**DOCUMENT SEGMENT:**
Compliance and ethics professionals agree that role-modeling by senior executives, starting with the CEO, is the beachhead of any ethical leadership culture in an organization. That’s because employees have an uncanny ability to detect hypocrisy in their leaders. They are adept at reading between the lines of internal announcements and closely observing what their leaders say and do. When what leaders say doesn’t match up with what they do—ethical culture takes a hit. The most powerful role models lead more by action than words. This is a lesson leaders and managers could learn just by watching the biggest, baddest new CEO on the planet, Pope Francis I.
Pope Francis began to signal that he was a different kind of leader even as he stood on the balcony of St. Peter’s Basilica moments after the white smoke had cleared (literally), wearing a white cassock instead of the traditional red, ermine-trimmed “mozzetta” used by his predecessor, Pope Benedict XVI. That night, the new pope took the bus home rather than the papal limousine. When he was reported to be taking taxis around Rome, nervous Cardinals in the Vatican began to follow suit, taking regular cabs instead of the large fleet of luxury sedan cars at their disposal. Self reform and culture change, the Italian journalists giddily reported, had begun.

**DATA EXCERPT:**
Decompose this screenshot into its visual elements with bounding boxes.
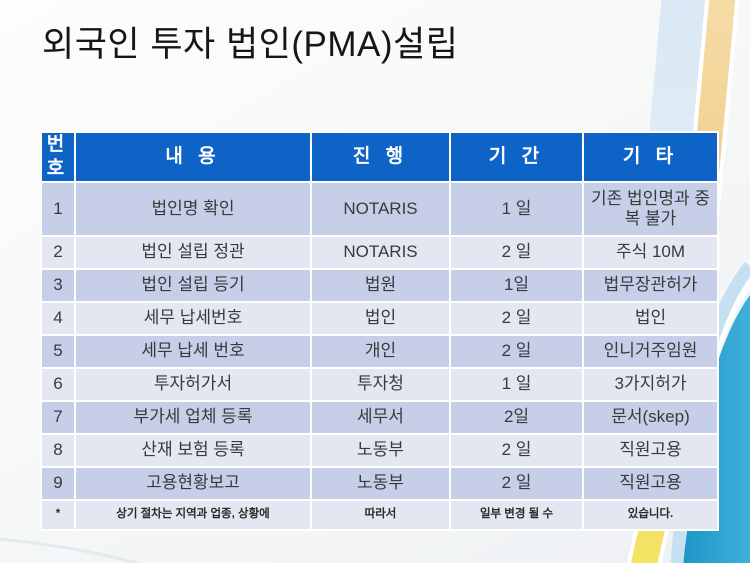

**AIM:** Reproduce the stretch from "Pope Francis began" through "reported, had begun." in the passage above about Pope Francis as a role model for leaders.

**ANSWER IN FULL:**
Pope Francis began to signal that he was a different kind of leader even as he stood on the balcony of St. Peter’s Basilica moments after the white smoke had cleared (literally), wearing a white cassock instead of the traditional red, ermine-trimmed “mozzetta” used by his predecessor, Pope Benedict XVI. That night, the new pope took the bus home rather than the papal limousine. When he was reported to be taking taxis around Rome, nervous Cardinals in the Vatican began to follow suit, taking regular cabs instead of the large fleet of luxury sedan cars at their disposal. Self reform and culture change, the Italian journalists giddily reported, had begun.